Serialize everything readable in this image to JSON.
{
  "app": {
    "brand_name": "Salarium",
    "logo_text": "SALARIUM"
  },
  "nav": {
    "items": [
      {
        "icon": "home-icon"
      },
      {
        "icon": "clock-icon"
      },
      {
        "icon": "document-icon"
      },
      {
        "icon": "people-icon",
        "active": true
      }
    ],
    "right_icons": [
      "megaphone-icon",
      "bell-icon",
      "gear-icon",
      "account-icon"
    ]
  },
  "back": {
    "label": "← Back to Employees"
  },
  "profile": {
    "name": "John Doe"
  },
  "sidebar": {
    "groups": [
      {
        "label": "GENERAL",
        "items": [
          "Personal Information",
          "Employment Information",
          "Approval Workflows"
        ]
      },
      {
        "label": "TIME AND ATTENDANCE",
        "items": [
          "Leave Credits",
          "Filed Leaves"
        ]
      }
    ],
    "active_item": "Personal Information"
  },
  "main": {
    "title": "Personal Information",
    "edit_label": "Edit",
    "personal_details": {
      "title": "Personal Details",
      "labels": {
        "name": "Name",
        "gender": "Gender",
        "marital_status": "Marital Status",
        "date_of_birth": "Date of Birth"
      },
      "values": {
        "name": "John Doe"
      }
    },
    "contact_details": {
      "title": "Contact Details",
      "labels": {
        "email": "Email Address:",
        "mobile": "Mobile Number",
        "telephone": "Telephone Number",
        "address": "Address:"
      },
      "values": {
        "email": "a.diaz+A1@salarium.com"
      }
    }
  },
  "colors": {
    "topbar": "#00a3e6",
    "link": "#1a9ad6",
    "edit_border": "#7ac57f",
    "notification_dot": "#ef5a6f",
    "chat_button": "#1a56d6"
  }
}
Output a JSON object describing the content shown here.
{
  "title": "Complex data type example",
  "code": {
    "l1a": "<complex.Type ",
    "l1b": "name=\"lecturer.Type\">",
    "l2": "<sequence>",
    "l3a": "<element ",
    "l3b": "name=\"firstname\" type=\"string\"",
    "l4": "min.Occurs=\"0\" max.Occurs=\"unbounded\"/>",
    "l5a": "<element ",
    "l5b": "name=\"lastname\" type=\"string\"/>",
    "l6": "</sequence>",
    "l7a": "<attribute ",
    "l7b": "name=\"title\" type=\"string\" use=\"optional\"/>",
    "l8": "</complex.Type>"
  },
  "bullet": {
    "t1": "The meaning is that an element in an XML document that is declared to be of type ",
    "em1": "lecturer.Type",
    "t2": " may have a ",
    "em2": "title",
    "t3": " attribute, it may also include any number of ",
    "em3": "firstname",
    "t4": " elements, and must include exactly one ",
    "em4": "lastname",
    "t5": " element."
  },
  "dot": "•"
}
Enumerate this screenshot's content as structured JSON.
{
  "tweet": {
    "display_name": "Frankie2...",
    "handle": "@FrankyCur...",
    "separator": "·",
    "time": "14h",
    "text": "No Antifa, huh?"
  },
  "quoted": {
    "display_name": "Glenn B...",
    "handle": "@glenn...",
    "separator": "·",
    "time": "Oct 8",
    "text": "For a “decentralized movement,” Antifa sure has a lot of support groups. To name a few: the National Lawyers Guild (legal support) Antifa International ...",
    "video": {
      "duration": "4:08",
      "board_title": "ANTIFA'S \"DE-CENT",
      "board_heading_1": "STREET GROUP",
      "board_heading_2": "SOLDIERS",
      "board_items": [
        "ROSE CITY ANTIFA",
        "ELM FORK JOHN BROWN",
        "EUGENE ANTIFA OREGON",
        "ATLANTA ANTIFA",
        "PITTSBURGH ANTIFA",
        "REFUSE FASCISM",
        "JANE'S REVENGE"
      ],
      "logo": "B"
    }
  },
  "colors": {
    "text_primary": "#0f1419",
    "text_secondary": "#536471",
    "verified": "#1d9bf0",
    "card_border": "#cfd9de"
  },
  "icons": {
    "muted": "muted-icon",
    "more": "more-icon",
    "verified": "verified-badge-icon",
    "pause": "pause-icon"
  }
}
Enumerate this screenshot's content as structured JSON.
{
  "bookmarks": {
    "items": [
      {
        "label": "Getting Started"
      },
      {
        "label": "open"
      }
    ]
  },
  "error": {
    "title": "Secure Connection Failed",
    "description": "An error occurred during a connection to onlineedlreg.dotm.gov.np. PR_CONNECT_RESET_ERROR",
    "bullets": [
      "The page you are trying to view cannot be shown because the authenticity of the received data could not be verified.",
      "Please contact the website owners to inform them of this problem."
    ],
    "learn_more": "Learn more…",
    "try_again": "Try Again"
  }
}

------------------------------------------------

What to produce
What is needed here is an exact reproduction of all the entries.

Written reply
Serialize everything readable in this image to JSON.
{
  "app": {
    "brand_name": "Salarium",
    "logo_text": "SALARIUM"
  },
  "nav": {
    "items": [
      {
        "icon": "home-icon"
      },
      {
        "icon": "clock-icon"
      },
      {
        "icon": "document-icon"
      },
      {
        "icon": "people-icon",
        "active": true
      }
    ],
    "right_icons": [
      "megaphone-icon",
      "bell-icon",
      "gear-icon",
      "account-icon"
    ]
  },
  "back": {
    "label": "← Back to Employees"
  },
  "profile": {
    "name": "John Doe"
  },
  "sidebar": {
    "groups": [
      {
        "label": "GENERAL",
        "items": [
          "Personal Information",
          "Employment Information",
          "Approval Workflows"
        ]
      },
      {
        "label": "TIME AND ATTENDANCE",
        "items": [
          "Leave Credits",
          "Filed Leaves"
        ]
      }
    ],
    "active_item": "Personal Information"
  },
  "main": {
    "title": "Personal Information",
    "edit_label": "Edit",
    "personal_details": {
      "title": "Personal Details",
      "labels": {
        "name": "Name",
        "gender": "Gender",
        "marital_status": "Marital Status",
        "date_of_birth": "Date of Birth"
      },
      "values": {
        "name": "John Doe"
      }
    },
    "contact_details": {
      "title": "Contact Details",
      "labels": {
        "email": "Email Address:",
        "mobile": "Mobile Number",
        "telephone": "Telephone Number",
        "address": "Address:"
      },
      "values": {
        "email": "a.diaz+A1@salarium.com"
      }
    }
  },
  "colors": {
    "topbar": "#00a3e6",
    "link": "#1a9ad6",
    "edit_border": "#7ac57f",
    "notification_dot": "#ef5a6f",
    "chat_button": "#1a56d6"
  }
}
Output a JSON object describing the content shown here.
{
  "title": "Complex data type example",
  "code": {
    "l1a": "<complex.Type ",
    "l1b": "name=\"lecturer.Type\">",
    "l2": "<sequence>",
    "l3a": "<element ",
    "l3b": "name=\"firstname\" type=\"string\"",
    "l4": "min.Occurs=\"0\" max.Occurs=\"unbounded\"/>",
    "l5a": "<element ",
    "l5b": "name=\"lastname\" type=\"string\"/>",
    "l6": "</sequence>",
    "l7a": "<attribute ",
    "l7b": "name=\"title\" type=\"string\" use=\"optional\"/>",
    "l8": "</complex.Type>"
  },
  "bullet": {
    "t1": "The meaning is that an element in an XML document that is declared to be of type ",
    "em1": "lecturer.Type",
    "t2": " may have a ",
    "em2": "title",
    "t3": " attribute, it may also include any number of ",
    "em3": "firstname",
    "t4": " elements, and must include exactly one ",
    "em4": "lastname",
    "t5": " element."
  },
  "dot": "•"
}
Enumerate this screenshot's content as structured JSON.
{
  "tweet": {
    "display_name": "Frankie2...",
    "handle": "@FrankyCur...",
    "separator": "·",
    "time": "14h",
    "text": "No Antifa, huh?"
  },
  "quoted": {
    "display_name": "Glenn B...",
    "handle": "@glenn...",
    "separator": "·",
    "time": "Oct 8",
    "text": "For a “decentralized movement,” Antifa sure has a lot of support groups. To name a few: the National Lawyers Guild (legal support) Antifa International ...",
    "video": {
      "duration": "4:08",
      "board_title": "ANTIFA'S \"DE-CENT",
      "board_heading_1": "STREET GROUP",
      "board_heading_2": "SOLDIERS",
      "board_items": [
        "ROSE CITY ANTIFA",
        "ELM FORK JOHN BROWN",
        "EUGENE ANTIFA OREGON",
        "ATLANTA ANTIFA",
        "PITTSBURGH ANTIFA",
        "REFUSE FASCISM",
        "JANE'S REVENGE"
      ],
      "logo": "B"
    }
  },
  "colors": {
    "text_primary": "#0f1419",
    "text_secondary": "#536471",
    "verified": "#1d9bf0",
    "card_border": "#cfd9de"
  },
  "icons": {
    "muted": "muted-icon",
    "more": "more-icon",
    "verified": "verified-badge-icon",
    "pause": "pause-icon"
  }
}
Enumerate this screenshot's content as structured JSON.
{
  "bookmarks": {
    "items": [
      {
        "label": "Getting Started"
      },
      {
        "label": "open"
      }
    ]
  },
  "error": {
    "title": "Secure Connection Failed",
    "description": "An error occurred during a connection to onlineedlreg.dotm.gov.np. PR_CONNECT_RESET_ERROR",
    "bullets": [
      "The page you are trying to view cannot be shown because the authenticity of the received data could not be verified.",
      "Please contact the website owners to inform them of this problem."
    ],
    "learn_more": "Learn more…",
    "try_again": "Try Again"
  }
}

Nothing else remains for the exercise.